5.3.5.1 Le tournoiement des dés

De fait, rien n’obligeait Willems à se placer dans une position aussi scabreuse que celle qu’il finit par occuper face à Lingard, qu’il laisse venir l’affronter en personne. Lingard réfléchit que « he ought to have cut Almayer’s throat and burnt the place to ashes – then cleared out. Got out of his way ; of him, Lingard ! Yet he didn’t » (p.202) ; et Willems confirme le bien fondé d’une telle option : « Don’t you see that I could have had that fool over there killed and the whole thing burnt to the ground, swept off the face of the earth. You wouldn’t have found as much as a heap of ashes had I liked. I could have done all that. And I wouldn’t. » (p.264). De même, à l’approche de Lingard, il n’était pas encore trop tard pour que Willems échappât à une confrontation désagréable : « If I had wanted to hurt you – if I had wanted to destroy you, it was easy. I stood in the doorway long enough to pull a trigger – and you know I shoot straight » (p.265). Et pourtant, Willems se laisse frapper par Lingard sans réagir.

L’énigme Willems persiste donc et se condense dans ce seul mot : et pourtant, and yet.

Il a trahi la confiance d’Hudig, a été en conséquence dégradé et exilé, a trahi encore le seul être qui se fût véritablement intéressé à lui depuis ses 17 ans (« In the whole world there was only one man that had ever cared for me. Only one white man. You ! » (p.274)), et pourtant il ne descend pas jusqu’au meurtre pour couvrir ses bassesses.

Lingard cherche plusieurs explications. « Was it impudence, contempt – or what ? He felt hurt at the implied disrespect of his power » (p.202-203). Et en effet, Willems néglige de se protéger, comme s’il craignait si peu la colère de Lingard qu’il n’y eût pas songé. Mais alors, on ne peut taxer de lâche cet homme qui ne perçoit pas la possibilité d’un danger ! C’est pourtant ce que Lingard finira par impliquer. Quand Willems confirme qu’il aurait pu tout détruire, mais ne l’a pas fait, Lingard suggère « ‘You – could – not. You dared not. You scoundrel ! » (p.264).

Mais cette explication ne vaut pas pour l’échange verbal au cours duquel ces fortes paroles sont prononcées : Willems aurait pu tuer Lingard à son approche, avant qu’un seul mot ne fût échangé. C’eût été la solution la plus lâche. Si Willems ne l’a pas choisie, c’est donc pour un autre motif. « ‘You would have missed’, said Lingard, with assurance. ‘There is under heaven, such a thing as justice’ » (p.265). Cette « explication » toutefois est si faible que Lingard s’en trouble à peine l’a-t-il émise, et perd son « assurance » : « Was there, under heaven, such a thing as justice ? » (p.265).

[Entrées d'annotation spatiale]
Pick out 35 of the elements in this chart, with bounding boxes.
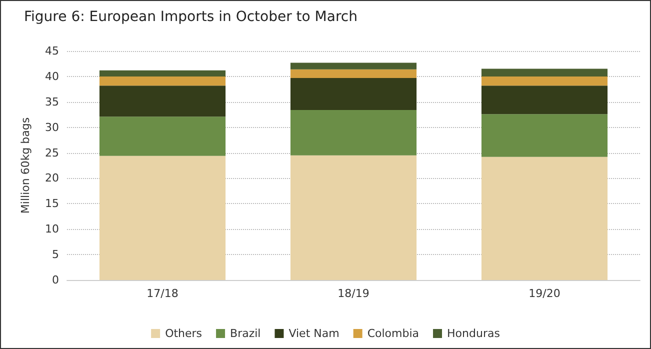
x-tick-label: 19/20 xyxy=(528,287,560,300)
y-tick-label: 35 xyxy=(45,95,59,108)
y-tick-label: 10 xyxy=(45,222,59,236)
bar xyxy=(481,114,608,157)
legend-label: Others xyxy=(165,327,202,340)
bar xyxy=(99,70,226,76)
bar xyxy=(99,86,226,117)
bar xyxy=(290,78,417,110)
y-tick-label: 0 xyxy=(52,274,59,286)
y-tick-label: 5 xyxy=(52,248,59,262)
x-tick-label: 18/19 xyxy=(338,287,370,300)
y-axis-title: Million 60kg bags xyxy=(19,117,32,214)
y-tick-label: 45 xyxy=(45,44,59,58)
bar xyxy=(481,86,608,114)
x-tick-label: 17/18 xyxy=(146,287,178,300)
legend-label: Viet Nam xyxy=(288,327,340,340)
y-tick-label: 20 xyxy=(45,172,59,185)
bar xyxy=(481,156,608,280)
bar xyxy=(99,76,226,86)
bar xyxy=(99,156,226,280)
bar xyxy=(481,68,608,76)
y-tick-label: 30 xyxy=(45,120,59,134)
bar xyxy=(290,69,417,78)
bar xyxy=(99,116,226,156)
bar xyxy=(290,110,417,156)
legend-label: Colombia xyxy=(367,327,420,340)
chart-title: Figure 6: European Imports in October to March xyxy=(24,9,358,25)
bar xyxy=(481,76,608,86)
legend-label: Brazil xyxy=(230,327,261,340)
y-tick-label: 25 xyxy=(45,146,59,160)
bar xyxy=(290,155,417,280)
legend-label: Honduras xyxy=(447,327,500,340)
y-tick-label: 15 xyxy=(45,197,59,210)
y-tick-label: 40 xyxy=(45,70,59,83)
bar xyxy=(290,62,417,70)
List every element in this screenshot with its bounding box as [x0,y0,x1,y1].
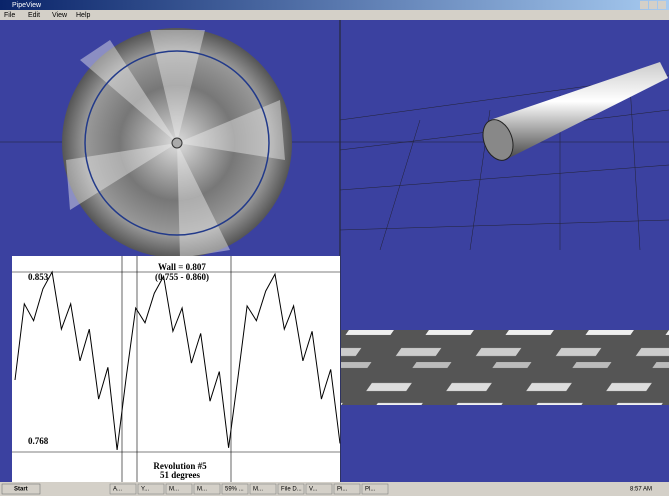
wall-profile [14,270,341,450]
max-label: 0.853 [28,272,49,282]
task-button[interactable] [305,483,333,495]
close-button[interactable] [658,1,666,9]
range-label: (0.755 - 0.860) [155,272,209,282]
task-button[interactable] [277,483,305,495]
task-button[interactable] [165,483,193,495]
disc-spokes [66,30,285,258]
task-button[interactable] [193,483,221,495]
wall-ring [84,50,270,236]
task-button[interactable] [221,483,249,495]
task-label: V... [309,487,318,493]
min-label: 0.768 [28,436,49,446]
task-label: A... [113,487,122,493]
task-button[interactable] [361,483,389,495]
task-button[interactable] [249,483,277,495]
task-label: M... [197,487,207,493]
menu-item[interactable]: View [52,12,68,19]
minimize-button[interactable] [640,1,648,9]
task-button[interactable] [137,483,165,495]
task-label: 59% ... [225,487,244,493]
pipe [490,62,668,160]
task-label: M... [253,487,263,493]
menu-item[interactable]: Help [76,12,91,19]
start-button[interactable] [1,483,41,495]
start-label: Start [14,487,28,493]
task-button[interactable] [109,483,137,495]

Consigne 1:
Indiquez si chacune des affirmations (a), (b) et (c) est conforme à l'extrait sur l'énigme Willems, en répondant par oui ou par non et en citant exactement les mots du texte qui tranchent. (a) Willems se laisse frapper par Lingard sans réagir. (b) Willems va jusqu'au meurtre pour couvrir ses bassesses. (c) Willems était contraint d'occuper une position scabreuse face à Lingard.
Consigne 2:
Reprenez l'extrait sur l'énigme Willems à partir de sa dernière phrase et poursuivez-en la rédaction.

Résultat attendu 1:
(a) Oui : « Willems se laisse frapper par Lingard sans réagir ».
(b) Non : « il ne descend pas jusqu’au meurtre pour couvrir ses bassesses ».
(c) Non : « rien n’obligeait Willems à se placer dans une position aussi scabreuse ».

Résultat attendu 2:
Il est clair qu’aucun jugement hâtif ne peut rendre compte du comportement de Willems. La ligne droite de son honnêteté s’est brisée plusieurs fois, et pourtant il n’est pas entré dans la spirale du meurtre. Entre les voies qui s’offraient à lui et qu’il a sondées en s’y avançant de quelques pas, il ne choisit toujours pas. Entre ligne droite et spirale, Willems choisit de rester sur le delta, de faire du sur-place sur le point nodal d’où partent ces ramifications qu’il ne veut pas suivre. En d’autres termes, Willems refuse de laisser retomber ses dés, et les maintient dans un tournoiement constant : face au sideshadowing incarné que représente Aïssa, et face à l’extrapolation résolue que représente Lingard (« his actions like things preordained and unchangeable » (p.235) ; « How quickly he had planned a new future when Willems’[s] treachery destroyed their established position in Sambir ! » (p.294)), Willems représente l’émergence (au sens lacanien déjà explicité ici 223 ) incarnée.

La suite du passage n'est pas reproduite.